- _The request_: Report the number of lines in these entries that contain "variable". Write only the number.

- _Excerpts from a figure dataset_:
+ + + +
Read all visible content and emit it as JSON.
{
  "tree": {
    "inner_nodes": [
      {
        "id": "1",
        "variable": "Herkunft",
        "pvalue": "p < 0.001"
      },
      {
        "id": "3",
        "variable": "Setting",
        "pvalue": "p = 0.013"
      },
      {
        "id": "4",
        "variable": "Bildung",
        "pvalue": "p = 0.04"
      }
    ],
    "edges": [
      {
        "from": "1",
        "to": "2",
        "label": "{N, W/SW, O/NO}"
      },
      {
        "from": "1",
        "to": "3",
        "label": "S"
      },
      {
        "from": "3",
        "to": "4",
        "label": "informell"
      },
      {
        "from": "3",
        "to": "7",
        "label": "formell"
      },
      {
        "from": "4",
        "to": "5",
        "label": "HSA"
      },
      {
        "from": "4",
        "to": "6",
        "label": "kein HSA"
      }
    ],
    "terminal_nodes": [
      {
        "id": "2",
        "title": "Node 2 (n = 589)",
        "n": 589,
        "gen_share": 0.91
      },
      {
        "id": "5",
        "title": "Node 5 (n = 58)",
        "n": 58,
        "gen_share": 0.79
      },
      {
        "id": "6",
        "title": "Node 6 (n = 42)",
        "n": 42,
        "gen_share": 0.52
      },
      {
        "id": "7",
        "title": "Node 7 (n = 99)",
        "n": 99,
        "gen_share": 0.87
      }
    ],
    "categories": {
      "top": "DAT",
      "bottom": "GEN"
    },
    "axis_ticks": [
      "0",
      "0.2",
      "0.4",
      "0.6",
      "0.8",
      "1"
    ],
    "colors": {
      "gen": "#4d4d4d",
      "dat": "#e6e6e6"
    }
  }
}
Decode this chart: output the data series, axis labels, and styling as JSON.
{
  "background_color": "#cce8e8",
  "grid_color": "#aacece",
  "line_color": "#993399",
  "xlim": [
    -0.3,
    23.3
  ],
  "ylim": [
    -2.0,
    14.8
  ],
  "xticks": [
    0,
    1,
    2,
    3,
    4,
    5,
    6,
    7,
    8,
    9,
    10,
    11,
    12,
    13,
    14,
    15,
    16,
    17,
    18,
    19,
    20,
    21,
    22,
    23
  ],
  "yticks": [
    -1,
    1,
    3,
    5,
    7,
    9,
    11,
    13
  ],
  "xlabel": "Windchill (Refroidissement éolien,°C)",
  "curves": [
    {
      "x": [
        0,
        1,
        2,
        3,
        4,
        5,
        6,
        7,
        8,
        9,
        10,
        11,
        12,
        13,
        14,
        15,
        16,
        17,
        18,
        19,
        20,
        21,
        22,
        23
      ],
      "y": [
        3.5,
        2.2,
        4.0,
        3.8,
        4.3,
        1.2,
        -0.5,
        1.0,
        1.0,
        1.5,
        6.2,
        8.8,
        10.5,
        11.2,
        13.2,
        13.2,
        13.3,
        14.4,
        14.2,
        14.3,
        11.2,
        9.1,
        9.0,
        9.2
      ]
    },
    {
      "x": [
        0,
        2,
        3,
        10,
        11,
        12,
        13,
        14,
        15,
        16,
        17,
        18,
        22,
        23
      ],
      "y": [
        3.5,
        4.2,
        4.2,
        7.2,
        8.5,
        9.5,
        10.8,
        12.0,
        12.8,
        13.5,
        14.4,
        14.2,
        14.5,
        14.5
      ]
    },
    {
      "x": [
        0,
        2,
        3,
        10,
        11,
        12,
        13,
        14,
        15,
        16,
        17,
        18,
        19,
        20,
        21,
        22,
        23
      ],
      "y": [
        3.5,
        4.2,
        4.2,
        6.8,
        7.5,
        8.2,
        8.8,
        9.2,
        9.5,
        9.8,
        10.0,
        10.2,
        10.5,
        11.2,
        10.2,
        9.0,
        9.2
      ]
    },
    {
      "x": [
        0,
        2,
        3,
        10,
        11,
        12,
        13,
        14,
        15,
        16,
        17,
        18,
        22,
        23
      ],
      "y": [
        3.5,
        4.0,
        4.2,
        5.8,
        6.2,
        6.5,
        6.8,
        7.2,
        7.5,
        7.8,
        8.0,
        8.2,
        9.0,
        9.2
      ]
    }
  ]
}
+ + + +
- _Answer to the exercise_: 3